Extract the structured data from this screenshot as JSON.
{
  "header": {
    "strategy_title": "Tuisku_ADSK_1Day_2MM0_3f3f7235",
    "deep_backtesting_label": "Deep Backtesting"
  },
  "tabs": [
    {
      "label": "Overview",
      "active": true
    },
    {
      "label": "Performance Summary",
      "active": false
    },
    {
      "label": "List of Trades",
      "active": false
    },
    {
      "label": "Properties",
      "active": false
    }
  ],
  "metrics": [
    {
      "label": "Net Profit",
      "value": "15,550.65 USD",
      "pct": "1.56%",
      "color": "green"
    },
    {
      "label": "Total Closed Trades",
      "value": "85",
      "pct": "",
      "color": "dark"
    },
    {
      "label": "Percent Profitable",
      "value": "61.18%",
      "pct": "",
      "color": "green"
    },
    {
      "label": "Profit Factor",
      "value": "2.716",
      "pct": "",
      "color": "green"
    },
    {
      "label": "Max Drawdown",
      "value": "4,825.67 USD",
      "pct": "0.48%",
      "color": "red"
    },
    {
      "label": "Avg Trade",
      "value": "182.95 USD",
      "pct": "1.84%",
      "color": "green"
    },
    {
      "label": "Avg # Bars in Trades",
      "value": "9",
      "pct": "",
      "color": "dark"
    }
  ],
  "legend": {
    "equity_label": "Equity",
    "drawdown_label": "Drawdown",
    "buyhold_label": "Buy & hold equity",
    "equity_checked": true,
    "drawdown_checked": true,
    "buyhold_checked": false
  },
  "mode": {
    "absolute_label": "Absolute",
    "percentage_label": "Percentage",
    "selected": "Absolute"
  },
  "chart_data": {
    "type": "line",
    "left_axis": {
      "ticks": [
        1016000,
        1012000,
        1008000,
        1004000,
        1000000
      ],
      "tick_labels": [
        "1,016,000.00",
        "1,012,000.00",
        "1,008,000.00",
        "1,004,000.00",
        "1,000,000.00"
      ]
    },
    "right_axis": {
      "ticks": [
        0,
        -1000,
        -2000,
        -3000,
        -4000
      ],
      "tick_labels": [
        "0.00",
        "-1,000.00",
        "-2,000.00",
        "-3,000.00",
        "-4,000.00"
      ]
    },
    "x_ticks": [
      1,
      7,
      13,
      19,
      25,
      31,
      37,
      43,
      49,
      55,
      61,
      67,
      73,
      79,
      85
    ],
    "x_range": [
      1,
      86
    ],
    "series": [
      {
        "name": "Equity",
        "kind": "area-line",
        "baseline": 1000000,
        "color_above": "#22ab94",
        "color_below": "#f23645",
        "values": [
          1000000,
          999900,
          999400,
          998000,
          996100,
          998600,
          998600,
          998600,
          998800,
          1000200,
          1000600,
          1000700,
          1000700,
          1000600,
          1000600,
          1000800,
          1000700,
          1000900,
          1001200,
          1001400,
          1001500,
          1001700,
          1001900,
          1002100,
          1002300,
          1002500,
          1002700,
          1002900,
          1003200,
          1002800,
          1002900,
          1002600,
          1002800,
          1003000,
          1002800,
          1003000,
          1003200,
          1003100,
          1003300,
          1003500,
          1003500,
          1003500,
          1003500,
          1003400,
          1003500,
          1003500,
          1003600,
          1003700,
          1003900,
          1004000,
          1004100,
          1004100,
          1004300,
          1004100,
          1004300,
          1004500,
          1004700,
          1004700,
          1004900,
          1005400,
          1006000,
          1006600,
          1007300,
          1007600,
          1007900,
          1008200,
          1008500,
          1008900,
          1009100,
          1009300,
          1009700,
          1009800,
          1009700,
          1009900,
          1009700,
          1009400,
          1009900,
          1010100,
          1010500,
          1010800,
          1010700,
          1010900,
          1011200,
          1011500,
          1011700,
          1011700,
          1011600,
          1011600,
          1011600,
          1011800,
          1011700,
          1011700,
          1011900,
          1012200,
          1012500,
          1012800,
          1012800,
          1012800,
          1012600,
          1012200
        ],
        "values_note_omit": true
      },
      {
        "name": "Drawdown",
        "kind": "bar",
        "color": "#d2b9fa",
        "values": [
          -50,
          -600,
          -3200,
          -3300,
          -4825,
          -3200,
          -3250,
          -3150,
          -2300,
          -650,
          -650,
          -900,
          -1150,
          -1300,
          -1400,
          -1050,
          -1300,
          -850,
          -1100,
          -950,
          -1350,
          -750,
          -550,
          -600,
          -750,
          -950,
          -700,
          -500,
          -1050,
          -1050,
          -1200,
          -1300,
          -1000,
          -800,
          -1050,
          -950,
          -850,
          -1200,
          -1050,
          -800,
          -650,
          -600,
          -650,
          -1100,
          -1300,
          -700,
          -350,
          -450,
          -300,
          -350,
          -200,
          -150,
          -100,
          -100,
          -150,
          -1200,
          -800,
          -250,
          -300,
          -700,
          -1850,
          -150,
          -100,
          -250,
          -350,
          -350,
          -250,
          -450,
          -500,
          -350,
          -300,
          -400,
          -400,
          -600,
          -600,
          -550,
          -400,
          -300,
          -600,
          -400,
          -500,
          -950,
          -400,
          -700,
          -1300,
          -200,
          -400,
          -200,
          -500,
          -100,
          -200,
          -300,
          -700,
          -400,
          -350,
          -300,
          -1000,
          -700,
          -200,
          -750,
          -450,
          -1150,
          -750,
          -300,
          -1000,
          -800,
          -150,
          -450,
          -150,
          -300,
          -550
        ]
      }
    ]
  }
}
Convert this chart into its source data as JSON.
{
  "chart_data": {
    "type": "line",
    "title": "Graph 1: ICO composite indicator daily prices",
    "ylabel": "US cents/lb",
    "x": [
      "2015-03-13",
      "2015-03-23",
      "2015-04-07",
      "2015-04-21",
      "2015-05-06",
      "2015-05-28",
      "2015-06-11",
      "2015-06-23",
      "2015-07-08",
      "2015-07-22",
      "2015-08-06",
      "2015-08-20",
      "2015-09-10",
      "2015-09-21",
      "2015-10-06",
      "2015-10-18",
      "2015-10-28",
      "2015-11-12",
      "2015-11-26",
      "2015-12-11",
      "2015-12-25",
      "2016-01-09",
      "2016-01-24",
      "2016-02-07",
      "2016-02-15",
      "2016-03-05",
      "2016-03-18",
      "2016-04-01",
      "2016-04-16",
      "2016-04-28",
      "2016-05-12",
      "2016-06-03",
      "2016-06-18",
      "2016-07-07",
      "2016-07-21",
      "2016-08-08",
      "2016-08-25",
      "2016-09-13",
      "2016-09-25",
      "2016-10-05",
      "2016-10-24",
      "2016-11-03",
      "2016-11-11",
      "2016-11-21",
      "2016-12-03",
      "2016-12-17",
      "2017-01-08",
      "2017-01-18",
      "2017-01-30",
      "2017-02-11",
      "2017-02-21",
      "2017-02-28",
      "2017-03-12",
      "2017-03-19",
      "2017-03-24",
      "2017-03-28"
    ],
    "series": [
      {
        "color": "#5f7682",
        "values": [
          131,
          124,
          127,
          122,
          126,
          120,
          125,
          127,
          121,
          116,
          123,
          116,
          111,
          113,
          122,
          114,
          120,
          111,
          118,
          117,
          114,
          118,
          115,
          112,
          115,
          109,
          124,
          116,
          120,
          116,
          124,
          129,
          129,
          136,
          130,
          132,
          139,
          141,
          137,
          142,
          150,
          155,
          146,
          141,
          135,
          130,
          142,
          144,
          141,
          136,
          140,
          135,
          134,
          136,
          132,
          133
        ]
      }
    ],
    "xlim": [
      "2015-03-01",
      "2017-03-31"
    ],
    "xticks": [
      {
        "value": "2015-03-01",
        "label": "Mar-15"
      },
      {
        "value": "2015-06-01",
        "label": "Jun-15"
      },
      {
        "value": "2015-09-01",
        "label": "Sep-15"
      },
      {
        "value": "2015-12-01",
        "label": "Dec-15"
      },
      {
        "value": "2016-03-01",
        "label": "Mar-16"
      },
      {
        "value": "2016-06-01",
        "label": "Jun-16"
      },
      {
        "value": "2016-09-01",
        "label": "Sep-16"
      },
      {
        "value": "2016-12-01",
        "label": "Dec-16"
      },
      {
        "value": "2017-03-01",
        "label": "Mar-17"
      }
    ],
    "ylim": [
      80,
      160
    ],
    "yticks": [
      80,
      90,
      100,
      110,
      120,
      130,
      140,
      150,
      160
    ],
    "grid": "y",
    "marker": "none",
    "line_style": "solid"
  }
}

####

• [Problem to work on]: State how many lines of the records above contain the word "Trades", and give only that number.

• [Problem solution]: 3